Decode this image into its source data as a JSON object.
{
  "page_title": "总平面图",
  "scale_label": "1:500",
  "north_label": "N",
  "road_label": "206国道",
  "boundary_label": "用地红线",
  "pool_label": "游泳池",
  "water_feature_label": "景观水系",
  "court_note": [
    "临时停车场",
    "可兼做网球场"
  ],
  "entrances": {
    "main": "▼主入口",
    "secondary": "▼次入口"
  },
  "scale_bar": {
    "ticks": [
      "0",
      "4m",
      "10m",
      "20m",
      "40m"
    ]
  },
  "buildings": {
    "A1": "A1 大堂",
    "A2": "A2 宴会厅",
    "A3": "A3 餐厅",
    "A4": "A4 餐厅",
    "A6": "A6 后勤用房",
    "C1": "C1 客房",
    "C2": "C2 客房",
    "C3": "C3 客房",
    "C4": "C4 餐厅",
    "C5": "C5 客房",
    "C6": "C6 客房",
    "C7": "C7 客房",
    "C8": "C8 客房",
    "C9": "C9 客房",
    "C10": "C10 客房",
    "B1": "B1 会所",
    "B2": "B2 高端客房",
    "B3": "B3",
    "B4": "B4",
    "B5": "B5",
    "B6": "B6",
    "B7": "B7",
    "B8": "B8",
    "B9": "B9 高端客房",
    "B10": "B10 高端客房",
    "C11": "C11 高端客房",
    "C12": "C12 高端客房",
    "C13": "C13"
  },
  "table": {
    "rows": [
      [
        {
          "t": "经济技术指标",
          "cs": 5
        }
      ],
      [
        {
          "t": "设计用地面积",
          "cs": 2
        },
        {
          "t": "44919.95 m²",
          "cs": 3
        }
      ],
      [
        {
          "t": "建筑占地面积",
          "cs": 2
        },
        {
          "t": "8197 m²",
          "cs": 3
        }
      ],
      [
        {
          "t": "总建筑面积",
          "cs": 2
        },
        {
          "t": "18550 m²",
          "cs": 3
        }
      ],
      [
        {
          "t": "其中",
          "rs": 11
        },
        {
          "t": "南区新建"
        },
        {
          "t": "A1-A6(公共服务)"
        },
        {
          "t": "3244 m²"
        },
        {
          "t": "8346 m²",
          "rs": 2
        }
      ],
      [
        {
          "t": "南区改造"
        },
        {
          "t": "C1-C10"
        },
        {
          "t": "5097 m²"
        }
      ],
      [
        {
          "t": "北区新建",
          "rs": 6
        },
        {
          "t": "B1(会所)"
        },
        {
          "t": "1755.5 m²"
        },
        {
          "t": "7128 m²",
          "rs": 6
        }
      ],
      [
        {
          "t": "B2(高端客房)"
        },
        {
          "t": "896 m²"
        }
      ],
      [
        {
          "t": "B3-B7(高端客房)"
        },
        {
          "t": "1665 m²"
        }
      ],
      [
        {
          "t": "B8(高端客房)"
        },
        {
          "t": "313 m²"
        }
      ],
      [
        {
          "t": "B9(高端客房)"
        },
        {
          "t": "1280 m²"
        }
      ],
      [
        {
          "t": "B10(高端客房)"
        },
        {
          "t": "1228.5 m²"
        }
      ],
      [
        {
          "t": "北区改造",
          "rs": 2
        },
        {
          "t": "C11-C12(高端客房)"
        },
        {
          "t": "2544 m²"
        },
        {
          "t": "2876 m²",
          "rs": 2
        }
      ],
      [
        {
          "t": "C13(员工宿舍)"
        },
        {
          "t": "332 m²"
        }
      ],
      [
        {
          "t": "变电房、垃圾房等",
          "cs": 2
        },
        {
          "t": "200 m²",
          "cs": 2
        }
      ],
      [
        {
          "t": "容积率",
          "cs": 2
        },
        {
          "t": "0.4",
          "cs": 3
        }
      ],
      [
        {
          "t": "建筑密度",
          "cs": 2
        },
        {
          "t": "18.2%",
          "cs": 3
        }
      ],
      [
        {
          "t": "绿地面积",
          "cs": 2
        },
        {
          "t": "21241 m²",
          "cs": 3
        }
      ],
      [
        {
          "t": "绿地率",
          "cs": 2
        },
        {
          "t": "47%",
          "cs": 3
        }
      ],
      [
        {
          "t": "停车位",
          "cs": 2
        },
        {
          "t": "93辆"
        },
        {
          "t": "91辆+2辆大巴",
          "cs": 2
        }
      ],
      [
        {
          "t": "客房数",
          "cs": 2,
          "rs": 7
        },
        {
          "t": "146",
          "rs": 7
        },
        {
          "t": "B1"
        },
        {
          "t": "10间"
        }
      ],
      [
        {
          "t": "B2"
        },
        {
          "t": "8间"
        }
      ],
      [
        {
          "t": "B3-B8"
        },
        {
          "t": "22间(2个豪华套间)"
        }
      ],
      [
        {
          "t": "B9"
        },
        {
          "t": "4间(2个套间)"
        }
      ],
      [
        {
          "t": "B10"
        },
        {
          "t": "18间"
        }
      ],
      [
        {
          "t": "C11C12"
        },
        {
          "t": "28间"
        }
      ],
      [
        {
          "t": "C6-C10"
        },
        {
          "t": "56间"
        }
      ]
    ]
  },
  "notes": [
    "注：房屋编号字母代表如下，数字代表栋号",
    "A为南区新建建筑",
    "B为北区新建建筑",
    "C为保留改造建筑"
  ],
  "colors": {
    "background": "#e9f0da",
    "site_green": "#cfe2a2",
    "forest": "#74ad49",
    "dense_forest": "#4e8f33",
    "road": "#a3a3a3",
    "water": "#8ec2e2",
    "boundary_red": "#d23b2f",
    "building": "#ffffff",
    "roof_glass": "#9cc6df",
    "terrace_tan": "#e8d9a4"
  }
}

# [Task statement]
Using the data above, print every record exactly as shown.

# [Final answer]
Decode this image into its source data as a JSON object.
{
  "page_title": "总平面图",
  "scale_label": "1:500",
  "north_label": "N",
  "road_label": "206国道",
  "boundary_label": "用地红线",
  "pool_label": "游泳池",
  "water_feature_label": "景观水系",
  "court_note": [
    "临时停车场",
    "可兼做网球场"
  ],
  "entrances": {
    "main": "▼主入口",
    "secondary": "▼次入口"
  },
  "scale_bar": {
    "ticks": [
      "0",
      "4m",
      "10m",
      "20m",
      "40m"
    ]
  },
  "buildings": {
    "A1": "A1 大堂",
    "A2": "A2 宴会厅",
    "A3": "A3 餐厅",
    "A4": "A4 餐厅",
    "A6": "A6 后勤用房",
    "C1": "C1 客房",
    "C2": "C2 客房",
    "C3": "C3 客房",
    "C4": "C4 餐厅",
    "C5": "C5 客房",
    "C6": "C6 客房",
    "C7": "C7 客房",
    "C8": "C8 客房",
    "C9": "C9 客房",
    "C10": "C10 客房",
    "B1": "B1 会所",
    "B2": "B2 高端客房",
    "B3": "B3",
    "B4": "B4",
    "B5": "B5",
    "B6": "B6",
    "B7": "B7",
    "B8": "B8",
    "B9": "B9 高端客房",
    "B10": "B10 高端客房",
    "C11": "C11 高端客房",
    "C12": "C12 高端客房",
    "C13": "C13"
  },
  "table": {
    "rows": [
      [
        {
          "t": "经济技术指标",
          "cs": 5
        }
      ],
      [
        {
          "t": "设计用地面积",
          "cs": 2
        },
        {
          "t": "44919.95 m²",
          "cs": 3
        }
      ],
      [
        {
          "t": "建筑占地面积",
          "cs": 2
        },
        {
          "t": "8197 m²",
          "cs": 3
        }
      ],
      [
        {
          "t": "总建筑面积",
          "cs": 2
        },
        {
          "t": "18550 m²",
          "cs": 3
        }
      ],
      [
        {
          "t": "其中",
          "rs": 11
        },
        {
          "t": "南区新建"
        },
        {
          "t": "A1-A6(公共服务)"
        },
        {
          "t": "3244 m²"
        },
        {
          "t": "8346 m²",
          "rs": 2
        }
      ],
      [
        {
          "t": "南区改造"
        },
        {
          "t": "C1-C10"
        },
        {
          "t": "5097 m²"
        }
      ],
      [
        {
          "t": "北区新建",
          "rs": 6
        },
        {
          "t": "B1(会所)"
        },
        {
          "t": "1755.5 m²"
        },
        {
          "t": "7128 m²",
          "rs": 6
        }
      ],
      [
        {
          "t": "B2(高端客房)"
        },
        {
          "t": "896 m²"
        }
      ],
      [
        {
          "t": "B3-B7(高端客房)"
        },
        {
          "t": "1665 m²"
        }
      ],
      [
        {
          "t": "B8(高端客房)"
        },
        {
          "t": "313 m²"
        }
      ],
      [
        {
          "t": "B9(高端客房)"
        },
        {
          "t": "1280 m²"
        }
      ],
      [
        {
          "t": "B10(高端客房)"
        },
        {
          "t": "1228.5 m²"
        }
      ],
      [
        {
          "t": "北区改造",
          "rs": 2
        },
        {
          "t": "C11-C12(高端客房)"
        },
        {
          "t": "2544 m²"
        },
        {
          "t": "2876 m²",
          "rs": 2
        }
      ],
      [
        {
          "t": "C13(员工宿舍)"
        },
        {
          "t": "332 m²"
        }
      ],
      [
        {
          "t": "变电房、垃圾房等",
          "cs": 2
        },
        {
          "t": "200 m²",
          "cs": 2
        }
      ],
      [
        {
          "t": "容积率",
          "cs": 2
        },
        {
          "t": "0.4",
          "cs": 3
        }
      ],
      [
        {
          "t": "建筑密度",
          "cs": 2
        },
        {
          "t": "18.2%",
          "cs": 3
        }
      ],
      [
        {
          "t": "绿地面积",
          "cs": 2
        },
        {
          "t": "21241 m²",
          "cs": 3
        }
      ],
      [
        {
          "t": "绿地率",
          "cs": 2
        },
        {
          "t": "47%",
          "cs": 3
        }
      ],
      [
        {
          "t": "停车位",
          "cs": 2
        },
        {
          "t": "93辆"
        },
        {
          "t": "91辆+2辆大巴",
          "cs": 2
        }
      ],
      [
        {
          "t": "客房数",
          "cs": 2,
          "rs": 7
        },
        {
          "t": "146",
          "rs": 7
        },
        {
          "t": "B1"
        },
        {
          "t": "10间"
        }
      ],
      [
        {
          "t": "B2"
        },
        {
          "t": "8间"
        }
      ],
      [
        {
          "t": "B3-B8"
        },
        {
          "t": "22间(2个豪华套间)"
        }
      ],
      [
        {
          "t": "B9"
        },
        {
          "t": "4间(2个套间)"
        }
      ],
      [
        {
          "t": "B10"
        },
        {
          "t": "18间"
        }
      ],
      [
        {
          "t": "C11C12"
        },
        {
          "t": "28间"
        }
      ],
      [
        {
          "t": "C6-C10"
        },
        {
          "t": "56间"
        }
      ]
    ]
  },
  "notes": [
    "注：房屋编号字母代表如下，数字代表栋号",
    "A为南区新建建筑",
    "B为北区新建建筑",
    "C为保留改造建筑"
  ],
  "colors": {
    "background": "#e9f0da",
    "site_green": "#cfe2a2",
    "forest": "#74ad49",
    "dense_forest": "#4e8f33",
    "road": "#a3a3a3",
    "water": "#8ec2e2",
    "boundary_red": "#d23b2f",
    "building": "#ffffff",
    "roof_glass": "#9cc6df",
    "terrace_tan": "#e8d9a4"
  }
}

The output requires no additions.